---------- Records for the task
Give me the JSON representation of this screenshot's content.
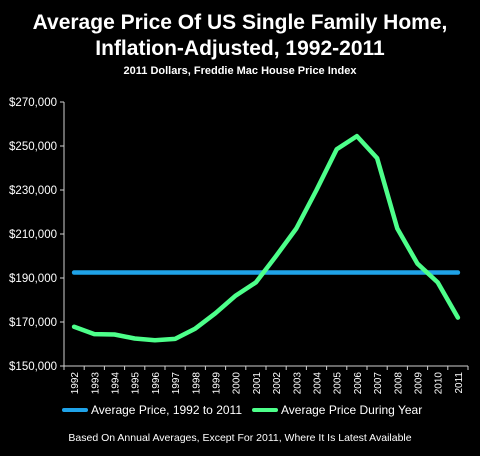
{
  "title_line1": "Average Price Of US Single Family Home,",
  "title_line2": "Inflation-Adjusted, 1992-2011",
  "subtitle": "2011 Dollars, Freddie Mac House Price Index",
  "footnote": "Based On Annual Averages, Except For 2011, Where It Is Latest Available",
  "chart_data": {
    "type": "line",
    "categories": [
      "1992",
      "1993",
      "1994",
      "1995",
      "1996",
      "1997",
      "1998",
      "1999",
      "2000",
      "2001",
      "2002",
      "2003",
      "2004",
      "2005",
      "2006",
      "2007",
      "2008",
      "2009",
      "2010",
      "2011"
    ],
    "ylim": [
      150000,
      270000
    ],
    "yticks": [
      150000,
      170000,
      190000,
      210000,
      230000,
      250000,
      270000
    ],
    "ytick_labels": [
      "$150,000",
      "$170,000",
      "$190,000",
      "$210,000",
      "$230,000",
      "$250,000",
      "$270,000"
    ],
    "grid": false,
    "legend_position": "bottom",
    "series": [
      {
        "name": "Average Price, 1992 to 2011",
        "color": "#1fa3e8",
        "values": [
          192500,
          192500,
          192500,
          192500,
          192500,
          192500,
          192500,
          192500,
          192500,
          192500,
          192500,
          192500,
          192500,
          192500,
          192500,
          192500,
          192500,
          192500,
          192500,
          192500
        ]
      },
      {
        "name": "Average Price During Year",
        "color": "#4dff8a",
        "values": [
          167800,
          164500,
          164300,
          162500,
          161700,
          162300,
          167000,
          174000,
          182000,
          188000,
          200000,
          212500,
          230000,
          248500,
          254500,
          244500,
          212500,
          196500,
          188000,
          172000
        ]
      }
    ]
  }
}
--------------------
Problem:
Your task is to reproduce all of the material exactly. The pictures stay out.

Solution below:
Give me the JSON representation of this screenshot's content.
{
  "title_line1": "Average Price Of US Single Family Home,",
  "title_line2": "Inflation-Adjusted, 1992-2011",
  "subtitle": "2011 Dollars, Freddie Mac House Price Index",
  "footnote": "Based On Annual Averages, Except For 2011, Where It Is Latest Available",
  "chart_data": {
    "type": "line",
    "categories": [
      "1992",
      "1993",
      "1994",
      "1995",
      "1996",
      "1997",
      "1998",
      "1999",
      "2000",
      "2001",
      "2002",
      "2003",
      "2004",
      "2005",
      "2006",
      "2007",
      "2008",
      "2009",
      "2010",
      "2011"
    ],
    "ylim": [
      150000,
      270000
    ],
    "yticks": [
      150000,
      170000,
      190000,
      210000,
      230000,
      250000,
      270000
    ],
    "ytick_labels": [
      "$150,000",
      "$170,000",
      "$190,000",
      "$210,000",
      "$230,000",
      "$250,000",
      "$270,000"
    ],
    "grid": false,
    "legend_position": "bottom",
    "series": [
      {
        "name": "Average Price, 1992 to 2011",
        "color": "#1fa3e8",
        "values": [
          192500,
          192500,
          192500,
          192500,
          192500,
          192500,
          192500,
          192500,
          192500,
          192500,
          192500,
          192500,
          192500,
          192500,
          192500,
          192500,
          192500,
          192500,
          192500,
          192500
        ]
      },
      {
        "name": "Average Price During Year",
        "color": "#4dff8a",
        "values": [
          167800,
          164500,
          164300,
          162500,
          161700,
          162300,
          167000,
          174000,
          182000,
          188000,
          200000,
          212500,
          230000,
          248500,
          254500,
          244500,
          212500,
          196500,
          188000,
          172000
        ]
      }
    ]
  }
}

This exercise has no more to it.